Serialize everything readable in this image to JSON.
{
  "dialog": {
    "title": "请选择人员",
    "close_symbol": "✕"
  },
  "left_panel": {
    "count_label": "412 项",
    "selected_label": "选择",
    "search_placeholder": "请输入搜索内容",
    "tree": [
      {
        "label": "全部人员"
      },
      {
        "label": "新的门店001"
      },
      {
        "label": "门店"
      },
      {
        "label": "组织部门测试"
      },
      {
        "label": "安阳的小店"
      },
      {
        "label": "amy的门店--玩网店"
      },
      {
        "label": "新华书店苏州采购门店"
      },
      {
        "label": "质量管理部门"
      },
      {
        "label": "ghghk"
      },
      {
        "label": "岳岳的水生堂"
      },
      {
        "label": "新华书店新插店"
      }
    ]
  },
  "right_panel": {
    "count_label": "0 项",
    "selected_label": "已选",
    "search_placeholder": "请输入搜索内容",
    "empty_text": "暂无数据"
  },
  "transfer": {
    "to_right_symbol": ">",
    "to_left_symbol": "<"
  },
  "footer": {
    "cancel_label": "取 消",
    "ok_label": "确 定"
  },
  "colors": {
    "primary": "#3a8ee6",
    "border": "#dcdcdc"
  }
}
○ ○ ○
Written instruction:
Return all of the entries exactly as they were supplied.

Finished task:
Serialize everything readable in this image to JSON.
{
  "dialog": {
    "title": "请选择人员",
    "close_symbol": "✕"
  },
  "left_panel": {
    "count_label": "412 项",
    "selected_label": "选择",
    "search_placeholder": "请输入搜索内容",
    "tree": [
      {
        "label": "全部人员"
      },
      {
        "label": "新的门店001"
      },
      {
        "label": "门店"
      },
      {
        "label": "组织部门测试"
      },
      {
        "label": "安阳的小店"
      },
      {
        "label": "amy的门店--玩网店"
      },
      {
        "label": "新华书店苏州采购门店"
      },
      {
        "label": "质量管理部门"
      },
      {
        "label": "ghghk"
      },
      {
        "label": "岳岳的水生堂"
      },
      {
        "label": "新华书店新插店"
      }
    ]
  },
  "right_panel": {
    "count_label": "0 项",
    "selected_label": "已选",
    "search_placeholder": "请输入搜索内容",
    "empty_text": "暂无数据"
  },
  "transfer": {
    "to_right_symbol": ">",
    "to_left_symbol": "<"
  },
  "footer": {
    "cancel_label": "取 消",
    "ok_label": "确 定"
  },
  "colors": {
    "primary": "#3a8ee6",
    "border": "#dcdcdc"
  }
}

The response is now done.